Hay más destrozos en esta visita-estancia en Palermo. Uno especial, literario: Me hubiese gustado visitar La Cuba, el castillo normando que sirve de atmósfera y ubicación a uno de los cuentos del “Decameron” de Boccaccio. Otro de los rotos, por su extrañeza: un puente sin río -Ponte dell´ Ammiraglio-.

Debo escoger.

Opto por Monreale y por una sesión de teatro de pupi.

Monreale es el no va más. Tras el aperitivo de la magnífica “Capella Palatina” de Palermo, la grandiosidad de Monreale te alancea una y otra vez con su belleza. Increíble el cómic interior de la Catedral. Todo – coro, crucero, naves…- está cubierto por mosaicos. No creo que haya visitante que salga de la Catedral sin experimentar un cambio sustancial. El Antiguo testamento más significativo, al completo. Quien no aprenda al contemplar las escenas será porque no quiere, lo cual es imposible. Las viñetas tiran de uno con insistencia. La insistencia de la seducción, de la belleza, de la teatralidad, e, incluso, de cierta morbidez –la estatua de sal, el sacrificio de Isacac…-, pese a un sencillo trazo que puede parecer hasta ingenuo. Al exterior, visita obligada al portal de bronce que se decora con sugerentes grifones y previsibles leones, así como a los ábsides policromados y su entorno.

**Ejercicio escrito A**
Reescribe en forma de lista el párrafo del fragmento que empieza con "Monreale es el no va más" y conserva sus datos principales.

(Datos de origen)
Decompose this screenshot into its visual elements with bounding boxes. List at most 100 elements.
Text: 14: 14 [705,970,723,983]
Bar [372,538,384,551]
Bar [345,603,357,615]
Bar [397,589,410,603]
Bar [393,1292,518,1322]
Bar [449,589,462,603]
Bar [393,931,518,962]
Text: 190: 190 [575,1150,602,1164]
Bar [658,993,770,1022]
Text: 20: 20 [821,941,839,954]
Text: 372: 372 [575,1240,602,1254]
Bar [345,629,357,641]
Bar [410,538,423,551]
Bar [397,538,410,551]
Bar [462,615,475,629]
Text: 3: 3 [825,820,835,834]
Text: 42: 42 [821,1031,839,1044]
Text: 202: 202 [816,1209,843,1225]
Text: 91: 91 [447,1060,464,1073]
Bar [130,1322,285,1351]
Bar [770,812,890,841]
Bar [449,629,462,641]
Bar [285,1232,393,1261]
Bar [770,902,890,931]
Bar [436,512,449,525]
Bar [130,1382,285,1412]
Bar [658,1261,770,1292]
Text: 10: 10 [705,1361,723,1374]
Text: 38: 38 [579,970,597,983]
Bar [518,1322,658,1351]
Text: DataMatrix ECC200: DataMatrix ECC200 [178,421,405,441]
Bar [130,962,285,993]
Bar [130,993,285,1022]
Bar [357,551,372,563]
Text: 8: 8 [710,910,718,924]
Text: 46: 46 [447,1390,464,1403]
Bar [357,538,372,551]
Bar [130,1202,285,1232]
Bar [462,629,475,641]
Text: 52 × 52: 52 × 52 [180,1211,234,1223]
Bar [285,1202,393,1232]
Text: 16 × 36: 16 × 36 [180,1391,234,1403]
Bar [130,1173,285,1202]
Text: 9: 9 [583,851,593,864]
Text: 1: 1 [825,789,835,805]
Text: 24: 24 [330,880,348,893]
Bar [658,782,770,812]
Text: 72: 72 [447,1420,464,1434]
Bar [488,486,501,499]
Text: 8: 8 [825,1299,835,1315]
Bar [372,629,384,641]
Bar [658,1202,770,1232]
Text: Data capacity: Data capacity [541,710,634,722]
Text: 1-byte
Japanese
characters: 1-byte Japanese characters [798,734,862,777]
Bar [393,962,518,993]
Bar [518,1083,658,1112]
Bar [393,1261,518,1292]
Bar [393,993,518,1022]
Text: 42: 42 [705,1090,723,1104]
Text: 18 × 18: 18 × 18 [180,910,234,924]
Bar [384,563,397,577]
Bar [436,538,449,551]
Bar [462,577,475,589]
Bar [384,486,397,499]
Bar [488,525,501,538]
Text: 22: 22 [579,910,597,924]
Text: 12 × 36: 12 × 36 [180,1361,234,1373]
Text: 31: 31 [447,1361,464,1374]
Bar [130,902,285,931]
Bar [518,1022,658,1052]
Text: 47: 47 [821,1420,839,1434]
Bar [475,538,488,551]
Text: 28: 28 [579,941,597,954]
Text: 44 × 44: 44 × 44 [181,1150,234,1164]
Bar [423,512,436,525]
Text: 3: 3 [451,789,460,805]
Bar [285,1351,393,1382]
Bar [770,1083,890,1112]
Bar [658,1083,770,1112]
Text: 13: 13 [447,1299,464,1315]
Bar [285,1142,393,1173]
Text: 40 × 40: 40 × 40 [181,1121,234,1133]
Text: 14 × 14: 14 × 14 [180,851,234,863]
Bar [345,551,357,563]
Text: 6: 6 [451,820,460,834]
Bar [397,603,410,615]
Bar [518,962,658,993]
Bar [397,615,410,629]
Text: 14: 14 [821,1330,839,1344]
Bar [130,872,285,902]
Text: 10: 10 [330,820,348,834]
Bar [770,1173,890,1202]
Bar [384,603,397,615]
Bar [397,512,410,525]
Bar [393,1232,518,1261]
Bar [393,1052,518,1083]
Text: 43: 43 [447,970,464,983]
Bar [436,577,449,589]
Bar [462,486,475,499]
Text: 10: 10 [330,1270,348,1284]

**Ejercicio escrito B**
Reproduce literalmente las filas de los datos de origen desde la primera hasta la que contiene "Bar [449,589,462,603]", ambas incluidas.

**Solución completa A**
- Monreale es "el no va más". Tras la "Capella Palatina" de Palermo, su grandiosidad impresiona una y otra vez por su belleza.
- Todo el interior de la Catedral (coro, crucero y naves) está cubierto por mosaicos, como un cómic.
- Los mosaicos muestran al completo el Antiguo Testamento más significativo.
- Las escenas atraen por su seducción, su belleza, su teatralidad e incluso cierta morbidez, pese a un trazo sencillo que puede parecer ingenuo.
- Según el fragmento, ningún visitante sale de la Catedral sin experimentar un cambio sustancial.
- En el exterior hay que visitar el portal de bronce, decorado con grifones y leones, y los ábsides policromados con su entorno.

**Solución completa B**
Decompose this screenshot into its visual elements with bounding boxes. List at most 100 elements.
Text: 14: 14 [705,970,723,983]
Bar [372,538,384,551]
Bar [345,603,357,615]
Bar [397,589,410,603]
Bar [393,1292,518,1322]
Bar [449,589,462,603]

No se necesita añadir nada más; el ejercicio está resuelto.